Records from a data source
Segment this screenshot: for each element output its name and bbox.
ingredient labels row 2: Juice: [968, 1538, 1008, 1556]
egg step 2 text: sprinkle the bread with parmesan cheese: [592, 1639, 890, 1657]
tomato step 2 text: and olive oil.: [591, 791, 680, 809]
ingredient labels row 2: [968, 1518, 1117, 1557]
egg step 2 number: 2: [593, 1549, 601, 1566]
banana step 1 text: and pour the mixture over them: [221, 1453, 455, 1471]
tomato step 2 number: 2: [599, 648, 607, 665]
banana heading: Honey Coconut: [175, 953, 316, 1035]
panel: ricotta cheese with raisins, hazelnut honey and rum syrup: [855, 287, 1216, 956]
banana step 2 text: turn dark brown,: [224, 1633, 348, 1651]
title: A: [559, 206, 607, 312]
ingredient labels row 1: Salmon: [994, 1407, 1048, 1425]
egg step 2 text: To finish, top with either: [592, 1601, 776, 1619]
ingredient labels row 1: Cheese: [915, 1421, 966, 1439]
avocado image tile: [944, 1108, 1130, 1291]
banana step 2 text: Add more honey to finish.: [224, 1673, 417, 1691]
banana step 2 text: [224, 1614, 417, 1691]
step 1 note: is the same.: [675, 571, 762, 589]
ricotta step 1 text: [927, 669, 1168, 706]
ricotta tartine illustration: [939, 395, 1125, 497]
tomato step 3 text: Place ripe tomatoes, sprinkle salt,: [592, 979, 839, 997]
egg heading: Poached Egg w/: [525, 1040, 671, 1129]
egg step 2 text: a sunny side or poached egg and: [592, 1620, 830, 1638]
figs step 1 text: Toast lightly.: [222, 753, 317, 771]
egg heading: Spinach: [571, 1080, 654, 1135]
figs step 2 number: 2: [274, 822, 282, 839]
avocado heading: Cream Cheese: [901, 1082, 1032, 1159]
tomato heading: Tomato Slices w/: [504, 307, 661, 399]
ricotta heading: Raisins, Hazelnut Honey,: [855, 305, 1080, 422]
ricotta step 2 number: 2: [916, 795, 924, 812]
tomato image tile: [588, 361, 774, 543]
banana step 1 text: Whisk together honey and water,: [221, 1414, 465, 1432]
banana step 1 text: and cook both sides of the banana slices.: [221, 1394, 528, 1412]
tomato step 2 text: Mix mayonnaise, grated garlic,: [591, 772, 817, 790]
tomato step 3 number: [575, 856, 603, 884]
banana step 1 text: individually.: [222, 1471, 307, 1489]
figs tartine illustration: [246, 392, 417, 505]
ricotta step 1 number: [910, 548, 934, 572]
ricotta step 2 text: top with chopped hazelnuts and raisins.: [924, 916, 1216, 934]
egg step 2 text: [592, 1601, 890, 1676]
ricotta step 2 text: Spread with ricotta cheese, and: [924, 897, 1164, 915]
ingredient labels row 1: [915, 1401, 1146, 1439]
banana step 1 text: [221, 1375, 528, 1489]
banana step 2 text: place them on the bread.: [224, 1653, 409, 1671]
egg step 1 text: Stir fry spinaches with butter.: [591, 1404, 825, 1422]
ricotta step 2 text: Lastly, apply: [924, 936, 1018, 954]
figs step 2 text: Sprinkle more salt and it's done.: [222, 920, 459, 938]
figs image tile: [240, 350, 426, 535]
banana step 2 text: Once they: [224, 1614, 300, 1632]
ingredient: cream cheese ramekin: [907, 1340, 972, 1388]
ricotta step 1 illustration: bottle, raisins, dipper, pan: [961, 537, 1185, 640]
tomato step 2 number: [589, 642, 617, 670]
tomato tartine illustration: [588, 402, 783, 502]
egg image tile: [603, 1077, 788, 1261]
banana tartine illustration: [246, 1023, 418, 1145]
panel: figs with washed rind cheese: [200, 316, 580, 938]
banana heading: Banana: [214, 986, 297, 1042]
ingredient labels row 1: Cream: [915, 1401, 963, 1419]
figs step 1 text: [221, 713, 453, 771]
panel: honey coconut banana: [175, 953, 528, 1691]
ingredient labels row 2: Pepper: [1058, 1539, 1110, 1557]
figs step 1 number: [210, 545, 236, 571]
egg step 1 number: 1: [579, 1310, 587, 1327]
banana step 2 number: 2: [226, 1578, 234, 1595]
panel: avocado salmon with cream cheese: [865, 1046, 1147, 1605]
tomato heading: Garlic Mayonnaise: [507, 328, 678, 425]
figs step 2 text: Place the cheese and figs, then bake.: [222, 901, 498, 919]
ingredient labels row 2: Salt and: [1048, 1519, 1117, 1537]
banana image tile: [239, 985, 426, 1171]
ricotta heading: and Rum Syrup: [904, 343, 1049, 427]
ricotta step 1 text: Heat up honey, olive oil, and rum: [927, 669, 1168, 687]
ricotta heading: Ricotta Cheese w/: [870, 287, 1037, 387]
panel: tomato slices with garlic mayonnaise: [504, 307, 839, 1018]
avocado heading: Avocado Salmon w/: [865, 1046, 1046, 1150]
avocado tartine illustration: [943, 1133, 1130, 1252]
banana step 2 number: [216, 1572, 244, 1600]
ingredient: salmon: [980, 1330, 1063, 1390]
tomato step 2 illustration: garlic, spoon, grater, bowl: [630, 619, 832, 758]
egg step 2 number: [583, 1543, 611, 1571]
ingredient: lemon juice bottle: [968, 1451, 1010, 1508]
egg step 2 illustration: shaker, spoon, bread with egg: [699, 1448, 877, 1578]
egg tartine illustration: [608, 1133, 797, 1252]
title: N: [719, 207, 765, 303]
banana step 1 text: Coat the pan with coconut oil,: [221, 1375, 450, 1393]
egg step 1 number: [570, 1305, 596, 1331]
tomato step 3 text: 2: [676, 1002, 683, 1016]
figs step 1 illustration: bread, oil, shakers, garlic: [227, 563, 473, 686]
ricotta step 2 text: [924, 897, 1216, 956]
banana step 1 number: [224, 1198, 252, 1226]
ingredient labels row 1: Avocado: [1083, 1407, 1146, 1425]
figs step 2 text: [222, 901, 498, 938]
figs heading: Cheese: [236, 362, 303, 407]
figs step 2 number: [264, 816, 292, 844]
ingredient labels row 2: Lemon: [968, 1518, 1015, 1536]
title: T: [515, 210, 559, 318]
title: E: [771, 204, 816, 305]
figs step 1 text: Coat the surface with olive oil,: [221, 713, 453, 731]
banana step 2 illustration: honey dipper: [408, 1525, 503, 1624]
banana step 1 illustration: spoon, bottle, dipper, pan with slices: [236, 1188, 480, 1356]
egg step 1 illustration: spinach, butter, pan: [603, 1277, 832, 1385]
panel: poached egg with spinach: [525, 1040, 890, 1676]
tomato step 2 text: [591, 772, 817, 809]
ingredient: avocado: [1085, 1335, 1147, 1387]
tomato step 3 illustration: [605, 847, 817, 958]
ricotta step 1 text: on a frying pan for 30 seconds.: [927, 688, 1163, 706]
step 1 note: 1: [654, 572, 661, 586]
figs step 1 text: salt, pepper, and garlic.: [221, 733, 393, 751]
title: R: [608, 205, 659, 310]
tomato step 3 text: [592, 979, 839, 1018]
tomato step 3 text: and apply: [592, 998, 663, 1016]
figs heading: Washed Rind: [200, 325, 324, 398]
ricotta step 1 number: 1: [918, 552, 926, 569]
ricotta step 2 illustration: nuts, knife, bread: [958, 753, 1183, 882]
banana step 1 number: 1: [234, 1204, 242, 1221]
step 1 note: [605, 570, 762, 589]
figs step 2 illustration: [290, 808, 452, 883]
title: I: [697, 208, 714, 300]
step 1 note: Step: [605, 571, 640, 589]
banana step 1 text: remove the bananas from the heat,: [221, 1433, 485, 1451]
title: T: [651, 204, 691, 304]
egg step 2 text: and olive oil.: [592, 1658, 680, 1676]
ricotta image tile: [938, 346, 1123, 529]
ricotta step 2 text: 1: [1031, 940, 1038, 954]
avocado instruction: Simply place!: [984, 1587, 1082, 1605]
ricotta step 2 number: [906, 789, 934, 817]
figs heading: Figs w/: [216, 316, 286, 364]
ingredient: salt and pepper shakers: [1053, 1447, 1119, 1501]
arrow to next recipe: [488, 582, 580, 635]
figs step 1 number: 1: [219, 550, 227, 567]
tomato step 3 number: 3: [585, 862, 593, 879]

▶ **Work to complete**
Copy out every line of the records word for word, from the first line through the line containing "ricotta step 1 text: [927, 669, 1168, 706]", including both of those lines.

▶ **Task result**
Segment this screenshot: for each element output its name and bbox.
ingredient labels row 2: Juice: [968, 1538, 1008, 1556]
egg step 2 text: sprinkle the bread with parmesan cheese: [592, 1639, 890, 1657]
tomato step 2 text: and olive oil.: [591, 791, 680, 809]
ingredient labels row 2: [968, 1518, 1117, 1557]
egg step 2 number: 2: [593, 1549, 601, 1566]
banana step 1 text: and pour the mixture over them: [221, 1453, 455, 1471]
tomato step 2 number: 2: [599, 648, 607, 665]
banana heading: Honey Coconut: [175, 953, 316, 1035]
panel: ricotta cheese with raisins, hazelnut honey and rum syrup: [855, 287, 1216, 956]
banana step 2 text: turn dark brown,: [224, 1633, 348, 1651]
title: A: [559, 206, 607, 312]
ingredient labels row 1: Salmon: [994, 1407, 1048, 1425]
egg step 2 text: To finish, top with either: [592, 1601, 776, 1619]
ingredient labels row 1: Cheese: [915, 1421, 966, 1439]
avocado image tile: [944, 1108, 1130, 1291]
banana step 2 text: Add more honey to finish.: [224, 1673, 417, 1691]
banana step 2 text: [224, 1614, 417, 1691]
step 1 note: is the same.: [675, 571, 762, 589]
ricotta step 1 text: [927, 669, 1168, 706]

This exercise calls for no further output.